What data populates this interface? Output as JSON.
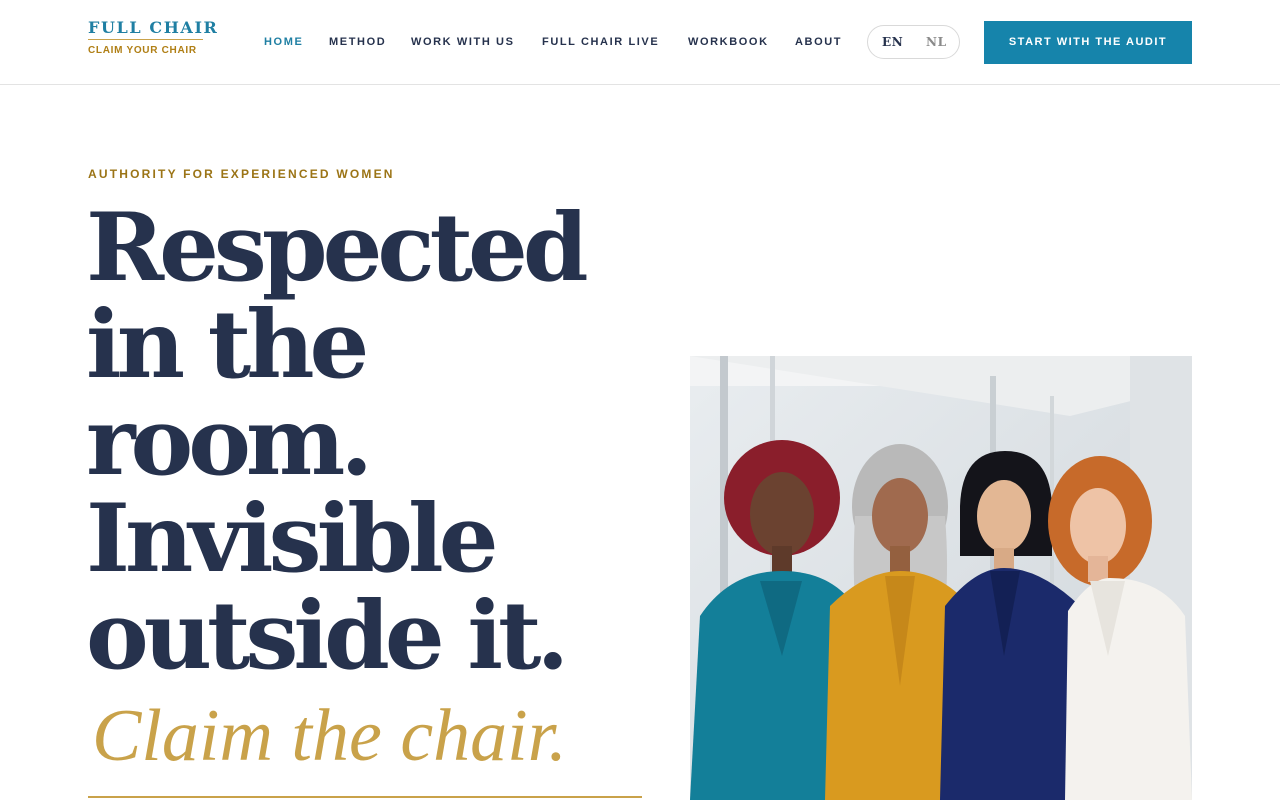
{
  "brand": {
    "name": "FULL CHAIR",
    "tagline": "CLAIM YOUR CHAIR"
  },
  "nav": {
    "items": [
      {
        "label": "HOME",
        "active": true
      },
      {
        "label": "METHOD",
        "active": false
      },
      {
        "label": "WORK WITH US",
        "active": false
      },
      {
        "label": "FULL CHAIR LIVE",
        "active": false
      },
      {
        "label": "WORKBOOK",
        "active": false
      },
      {
        "label": "ABOUT",
        "active": false
      }
    ]
  },
  "language": {
    "options": [
      "EN",
      "NL"
    ],
    "selected": "EN"
  },
  "cta": {
    "label": "START WITH THE AUDIT"
  },
  "hero": {
    "eyebrow": "AUTHORITY FOR EXPERIENCED WOMEN",
    "headline_lines": [
      "Respected",
      "in the",
      "room.",
      "Invisible",
      "outside it."
    ],
    "tagline": "Claim the chair.",
    "image_alt": "Four experienced women in colorful suits standing together"
  },
  "colors": {
    "accent": "#1684ab",
    "navy": "#26324d",
    "gold": "#c9a24a",
    "gold_dark": "#9b7416"
  }
}
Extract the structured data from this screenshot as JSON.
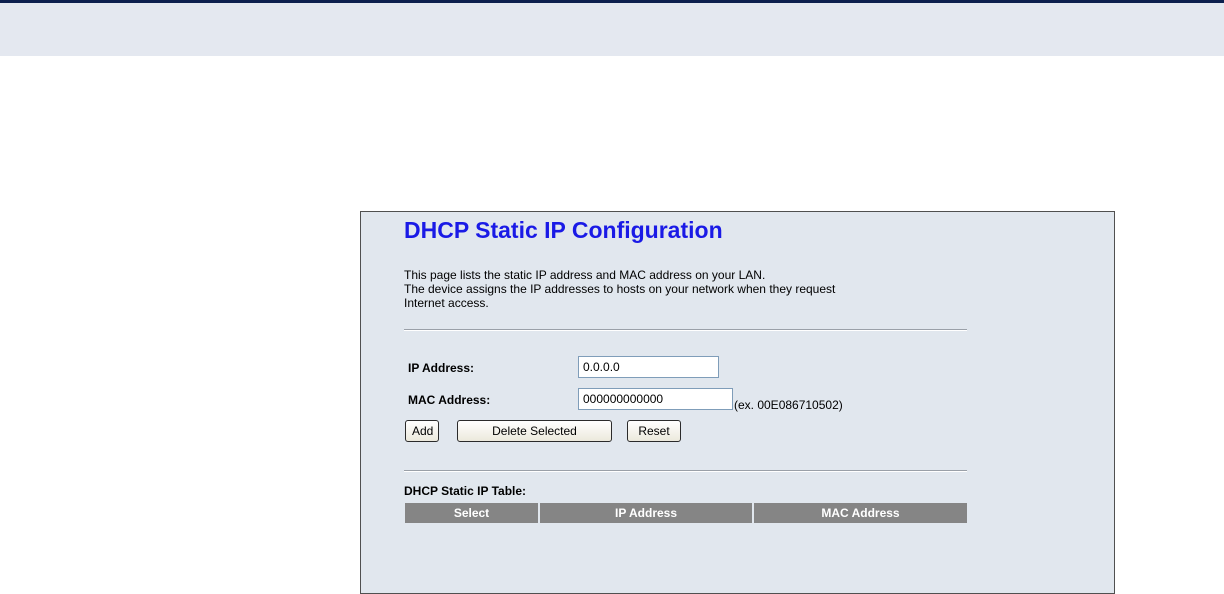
{
  "page": {
    "title": "DHCP Static IP Configuration",
    "intro_lines": [
      "This page lists the static IP address and MAC address on your LAN.",
      "The device assigns the IP addresses to hosts on your network when they request",
      "Internet access."
    ]
  },
  "form": {
    "ip_label": "IP Address:",
    "ip_value": "0.0.0.0",
    "mac_label": "MAC Address:",
    "mac_value": "000000000000",
    "mac_example": "(ex. 00E086710502)"
  },
  "buttons": {
    "add": "Add",
    "delete_selected": "Delete Selected",
    "reset": "Reset"
  },
  "table": {
    "title": "DHCP Static IP Table:",
    "columns": [
      "Select",
      "IP Address",
      "MAC Address"
    ]
  },
  "colors": {
    "title_blue": "#1a1ae6",
    "panel_bg": "#e1e7ee",
    "header_gray": "#858585",
    "top_rule": "#0c1f4e"
  }
}
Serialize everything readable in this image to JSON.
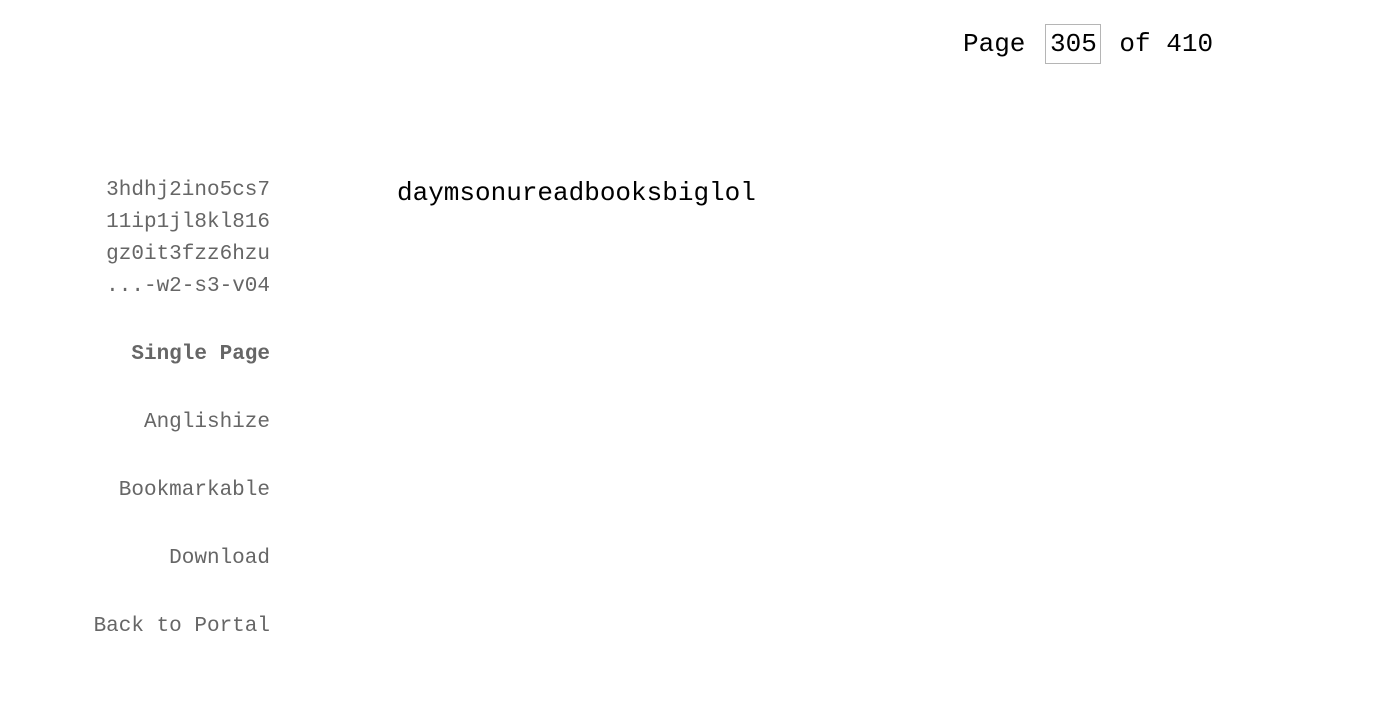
{
  "pager": {
    "page_label": "Page",
    "current_page": "305",
    "of_label": "of",
    "total_pages": "410"
  },
  "sidebar": {
    "hash_lines": [
      "3hdhj2ino5cs7",
      "11ip1jl8kl816",
      "gz0it3fzz6hzu",
      "...-w2-s3-v04"
    ],
    "menu": {
      "single_page": "Single Page",
      "anglishize": "Anglishize",
      "bookmarkable": "Bookmarkable",
      "download": "Download",
      "back_to_portal": "Back to Portal"
    }
  },
  "content": {
    "text": "daymsonureadbooksbiglol"
  },
  "colors": {
    "menu_text": "#666666",
    "content_text": "#000000",
    "input_border": "#b5b5b5",
    "background": "#ffffff"
  }
}
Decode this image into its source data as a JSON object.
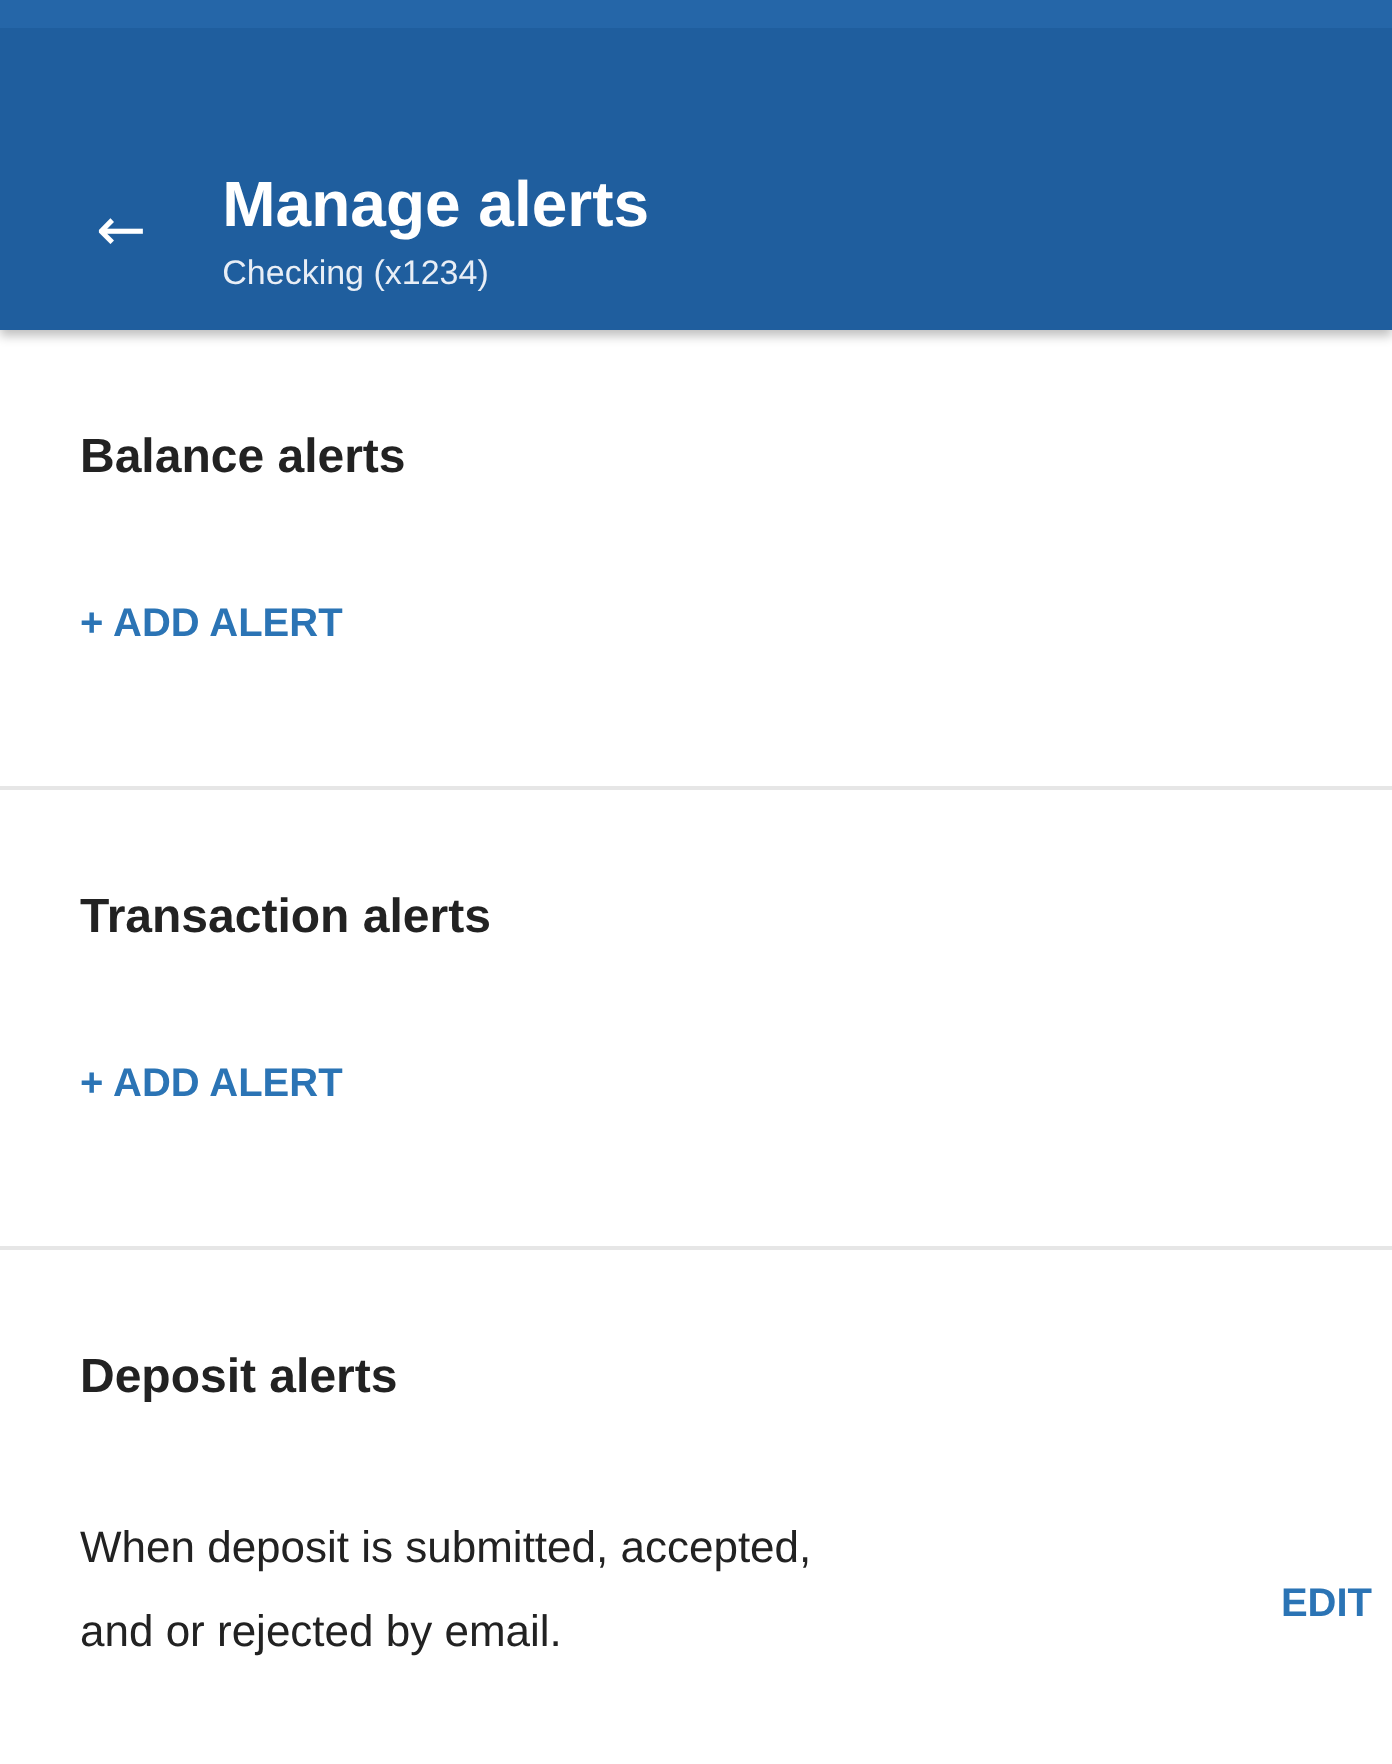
{
  "header": {
    "back": "←",
    "title": "Manage alerts",
    "subtitle": "Checking (x1234)"
  },
  "sections": [
    {
      "title": "Balance alerts",
      "kind": "add",
      "action": "+ ADD ALERT"
    },
    {
      "title": "Transaction alerts",
      "kind": "add",
      "action": "+ ADD ALERT"
    },
    {
      "title": "Deposit alerts",
      "kind": "rule",
      "description": "When deposit is submitted, accepted, and or rejected by email.",
      "action": "EDIT"
    }
  ]
}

TASK BRIEF: Repeat all the data as it stands, dropping any images it holds.

WRITTEN RESPONSE:
What data populates this interface? Output as JSON.
{
  "brand": {
    "name": "FULL CHAIR",
    "tagline": "CLAIM YOUR CHAIR"
  },
  "nav": {
    "items": [
      {
        "label": "HOME",
        "active": true
      },
      {
        "label": "METHOD",
        "active": false
      },
      {
        "label": "WORK WITH US",
        "active": false
      },
      {
        "label": "FULL CHAIR LIVE",
        "active": false
      },
      {
        "label": "WORKBOOK",
        "active": false
      },
      {
        "label": "ABOUT",
        "active": false
      }
    ]
  },
  "language": {
    "options": [
      "EN",
      "NL"
    ],
    "selected": "EN"
  },
  "cta": {
    "label": "START WITH THE AUDIT"
  },
  "hero": {
    "eyebrow": "AUTHORITY FOR EXPERIENCED WOMEN",
    "headline_lines": [
      "Respected",
      "in the",
      "room.",
      "Invisible",
      "outside it."
    ],
    "tagline": "Claim the chair.",
    "image_alt": "Four experienced women in colorful suits standing together"
  },
  "colors": {
    "accent": "#1684ab",
    "navy": "#26324d",
    "gold": "#c9a24a",
    "gold_dark": "#9b7416"
  }
}
Extract the structured data from this screenshot as JSON.
{
  "page": {
    "title": "DHCP Static IP Configuration",
    "intro_lines": [
      "This page lists the static IP address and MAC address on your LAN.",
      "The device assigns the IP addresses to hosts on your network when they request",
      "Internet access."
    ]
  },
  "form": {
    "ip_label": "IP Address:",
    "ip_value": "0.0.0.0",
    "mac_label": "MAC Address:",
    "mac_value": "000000000000",
    "mac_example": "(ex. 00E086710502)"
  },
  "buttons": {
    "add": "Add",
    "delete_selected": "Delete Selected",
    "reset": "Reset"
  },
  "table": {
    "title": "DHCP Static IP Table:",
    "columns": [
      "Select",
      "IP Address",
      "MAC Address"
    ]
  },
  "colors": {
    "title_blue": "#1a1ae6",
    "panel_bg": "#e1e7ee",
    "header_gray": "#858585",
    "top_rule": "#0c1f4e"
  }
}
Serialize everything readable in this image to JSON.
{
  "pager": {
    "page_label": "Page",
    "current_page": "305",
    "of_label": "of",
    "total_pages": "410"
  },
  "sidebar": {
    "hash_lines": [
      "3hdhj2ino5cs7",
      "11ip1jl8kl816",
      "gz0it3fzz6hzu",
      "...-w2-s3-v04"
    ],
    "menu": {
      "single_page": "Single Page",
      "anglishize": "Anglishize",
      "bookmarkable": "Bookmarkable",
      "download": "Download",
      "back_to_portal": "Back to Portal"
    }
  },
  "content": {
    "text": "daymsonureadbooksbiglol"
  },
  "colors": {
    "menu_text": "#666666",
    "content_text": "#000000",
    "input_border": "#b5b5b5",
    "background": "#ffffff"
  }
}
Decode this image into its source data as a JSON object.
{
  "header": {
    "back": "←",
    "title": "Manage alerts",
    "subtitle": "Checking (x1234)"
  },
  "sections": [
    {
      "title": "Balance alerts",
      "kind": "add",
      "action": "+ ADD ALERT"
    },
    {
      "title": "Transaction alerts",
      "kind": "add",
      "action": "+ ADD ALERT"
    },
    {
      "title": "Deposit alerts",
      "kind": "rule",
      "description": "When deposit is submitted, accepted, and or rejected by email.",
      "action": "EDIT"
    }
  ]
}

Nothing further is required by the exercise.